Write out the entries again exactly as they are given.

Dataset rows.
==*==

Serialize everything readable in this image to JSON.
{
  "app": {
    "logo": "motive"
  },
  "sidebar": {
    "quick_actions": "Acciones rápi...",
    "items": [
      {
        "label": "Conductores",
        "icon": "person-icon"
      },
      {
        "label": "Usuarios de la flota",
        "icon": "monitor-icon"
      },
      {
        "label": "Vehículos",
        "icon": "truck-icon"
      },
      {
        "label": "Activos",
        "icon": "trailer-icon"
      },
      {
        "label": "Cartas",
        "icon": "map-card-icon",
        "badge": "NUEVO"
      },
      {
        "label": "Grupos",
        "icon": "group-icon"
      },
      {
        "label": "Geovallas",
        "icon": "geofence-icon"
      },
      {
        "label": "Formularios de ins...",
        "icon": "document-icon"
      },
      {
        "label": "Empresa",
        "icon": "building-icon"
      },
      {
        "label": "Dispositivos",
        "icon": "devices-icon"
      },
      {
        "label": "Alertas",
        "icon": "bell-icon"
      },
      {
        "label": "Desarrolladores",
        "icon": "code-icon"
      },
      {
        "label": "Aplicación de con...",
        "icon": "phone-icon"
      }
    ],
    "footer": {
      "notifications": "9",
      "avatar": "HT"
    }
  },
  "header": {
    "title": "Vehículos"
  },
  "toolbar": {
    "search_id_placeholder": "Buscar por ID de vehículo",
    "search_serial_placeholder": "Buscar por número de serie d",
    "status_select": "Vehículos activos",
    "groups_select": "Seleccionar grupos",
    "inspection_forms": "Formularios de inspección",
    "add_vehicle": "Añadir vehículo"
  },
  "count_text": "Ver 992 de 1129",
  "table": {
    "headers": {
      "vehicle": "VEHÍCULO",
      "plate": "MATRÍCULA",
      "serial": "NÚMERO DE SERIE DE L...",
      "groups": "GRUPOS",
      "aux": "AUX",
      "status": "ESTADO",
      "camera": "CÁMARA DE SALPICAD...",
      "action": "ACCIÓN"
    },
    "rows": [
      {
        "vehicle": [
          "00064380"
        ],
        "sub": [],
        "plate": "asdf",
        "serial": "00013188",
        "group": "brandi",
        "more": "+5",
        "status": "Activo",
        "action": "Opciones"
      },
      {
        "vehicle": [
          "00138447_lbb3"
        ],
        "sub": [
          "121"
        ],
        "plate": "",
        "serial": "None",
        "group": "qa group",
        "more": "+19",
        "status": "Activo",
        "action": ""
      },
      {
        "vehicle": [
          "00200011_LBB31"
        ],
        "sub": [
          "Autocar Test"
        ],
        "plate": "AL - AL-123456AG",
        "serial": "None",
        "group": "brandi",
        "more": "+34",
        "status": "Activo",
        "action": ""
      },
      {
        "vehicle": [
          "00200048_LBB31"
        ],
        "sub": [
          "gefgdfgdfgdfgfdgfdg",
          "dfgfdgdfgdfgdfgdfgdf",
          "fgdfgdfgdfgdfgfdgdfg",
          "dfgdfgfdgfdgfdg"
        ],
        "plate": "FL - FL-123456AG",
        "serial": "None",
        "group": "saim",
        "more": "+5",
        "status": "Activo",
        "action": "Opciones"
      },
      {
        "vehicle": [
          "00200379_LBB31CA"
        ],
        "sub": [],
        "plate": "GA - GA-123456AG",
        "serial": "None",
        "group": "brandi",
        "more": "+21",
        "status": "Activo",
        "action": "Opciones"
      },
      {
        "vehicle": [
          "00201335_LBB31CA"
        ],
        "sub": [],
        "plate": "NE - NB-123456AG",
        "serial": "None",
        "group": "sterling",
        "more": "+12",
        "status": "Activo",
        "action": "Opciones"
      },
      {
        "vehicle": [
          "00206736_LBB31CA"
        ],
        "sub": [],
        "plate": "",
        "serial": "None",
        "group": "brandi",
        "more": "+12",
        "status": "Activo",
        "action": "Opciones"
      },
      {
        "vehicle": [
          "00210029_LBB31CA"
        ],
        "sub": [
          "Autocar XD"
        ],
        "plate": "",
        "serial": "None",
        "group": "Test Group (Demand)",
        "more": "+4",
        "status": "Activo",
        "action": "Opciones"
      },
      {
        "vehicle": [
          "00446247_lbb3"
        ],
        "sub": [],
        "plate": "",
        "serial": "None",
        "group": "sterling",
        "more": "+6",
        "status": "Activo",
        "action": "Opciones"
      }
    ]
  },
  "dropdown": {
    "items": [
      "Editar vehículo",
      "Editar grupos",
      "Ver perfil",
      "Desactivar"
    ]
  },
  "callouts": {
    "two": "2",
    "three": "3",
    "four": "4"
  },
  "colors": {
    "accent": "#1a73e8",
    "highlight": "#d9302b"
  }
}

==*==

FULL ANSWER.
Serialize everything readable in this image to JSON.
{
  "app": {
    "logo": "motive"
  },
  "sidebar": {
    "quick_actions": "Acciones rápi...",
    "items": [
      {
        "label": "Conductores",
        "icon": "person-icon"
      },
      {
        "label": "Usuarios de la flota",
        "icon": "monitor-icon"
      },
      {
        "label": "Vehículos",
        "icon": "truck-icon"
      },
      {
        "label": "Activos",
        "icon": "trailer-icon"
      },
      {
        "label": "Cartas",
        "icon": "map-card-icon",
        "badge": "NUEVO"
      },
      {
        "label": "Grupos",
        "icon": "group-icon"
      },
      {
        "label": "Geovallas",
        "icon": "geofence-icon"
      },
      {
        "label": "Formularios de ins...",
        "icon": "document-icon"
      },
      {
        "label": "Empresa",
        "icon": "building-icon"
      },
      {
        "label": "Dispositivos",
        "icon": "devices-icon"
      },
      {
        "label": "Alertas",
        "icon": "bell-icon"
      },
      {
        "label": "Desarrolladores",
        "icon": "code-icon"
      },
      {
        "label": "Aplicación de con...",
        "icon": "phone-icon"
      }
    ],
    "footer": {
      "notifications": "9",
      "avatar": "HT"
    }
  },
  "header": {
    "title": "Vehículos"
  },
  "toolbar": {
    "search_id_placeholder": "Buscar por ID de vehículo",
    "search_serial_placeholder": "Buscar por número de serie d",
    "status_select": "Vehículos activos",
    "groups_select": "Seleccionar grupos",
    "inspection_forms": "Formularios de inspección",
    "add_vehicle": "Añadir vehículo"
  },
  "count_text": "Ver 992 de 1129",
  "table": {
    "headers": {
      "vehicle": "VEHÍCULO",
      "plate": "MATRÍCULA",
      "serial": "NÚMERO DE SERIE DE L...",
      "groups": "GRUPOS",
      "aux": "AUX",
      "status": "ESTADO",
      "camera": "CÁMARA DE SALPICAD...",
      "action": "ACCIÓN"
    },
    "rows": [
      {
        "vehicle": [
          "00064380"
        ],
        "sub": [],
        "plate": "asdf",
        "serial": "00013188",
        "group": "brandi",
        "more": "+5",
        "status": "Activo",
        "action": "Opciones"
      },
      {
        "vehicle": [
          "00138447_lbb3"
        ],
        "sub": [
          "121"
        ],
        "plate": "",
        "serial": "None",
        "group": "qa group",
        "more": "+19",
        "status": "Activo",
        "action": ""
      },
      {
        "vehicle": [
          "00200011_LBB31"
        ],
        "sub": [
          "Autocar Test"
        ],
        "plate": "AL - AL-123456AG",
        "serial": "None",
        "group": "brandi",
        "more": "+34",
        "status": "Activo",
        "action": ""
      },
      {
        "vehicle": [
          "00200048_LBB31"
        ],
        "sub": [
          "gefgdfgdfgdfgfdgfdg",
          "dfgfdgdfgdfgdfgdfgdf",
          "fgdfgdfgdfgdfgfdgdfg",
          "dfgdfgfdgfdgfdg"
        ],
        "plate": "FL - FL-123456AG",
        "serial": "None",
        "group": "saim",
        "more": "+5",
        "status": "Activo",
        "action": "Opciones"
      },
      {
        "vehicle": [
          "00200379_LBB31CA"
        ],
        "sub": [],
        "plate": "GA - GA-123456AG",
        "serial": "None",
        "group": "brandi",
        "more": "+21",
        "status": "Activo",
        "action": "Opciones"
      },
      {
        "vehicle": [
          "00201335_LBB31CA"
        ],
        "sub": [],
        "plate": "NE - NB-123456AG",
        "serial": "None",
        "group": "sterling",
        "more": "+12",
        "status": "Activo",
        "action": "Opciones"
      },
      {
        "vehicle": [
          "00206736_LBB31CA"
        ],
        "sub": [],
        "plate": "",
        "serial": "None",
        "group": "brandi",
        "more": "+12",
        "status": "Activo",
        "action": "Opciones"
      },
      {
        "vehicle": [
          "00210029_LBB31CA"
        ],
        "sub": [
          "Autocar XD"
        ],
        "plate": "",
        "serial": "None",
        "group": "Test Group (Demand)",
        "more": "+4",
        "status": "Activo",
        "action": "Opciones"
      },
      {
        "vehicle": [
          "00446247_lbb3"
        ],
        "sub": [],
        "plate": "",
        "serial": "None",
        "group": "sterling",
        "more": "+6",
        "status": "Activo",
        "action": "Opciones"
      }
    ]
  },
  "dropdown": {
    "items": [
      "Editar vehículo",
      "Editar grupos",
      "Ver perfil",
      "Desactivar"
    ]
  },
  "callouts": {
    "two": "2",
    "three": "3",
    "four": "4"
  },
  "colors": {
    "accent": "#1a73e8",
    "highlight": "#d9302b"
  }
}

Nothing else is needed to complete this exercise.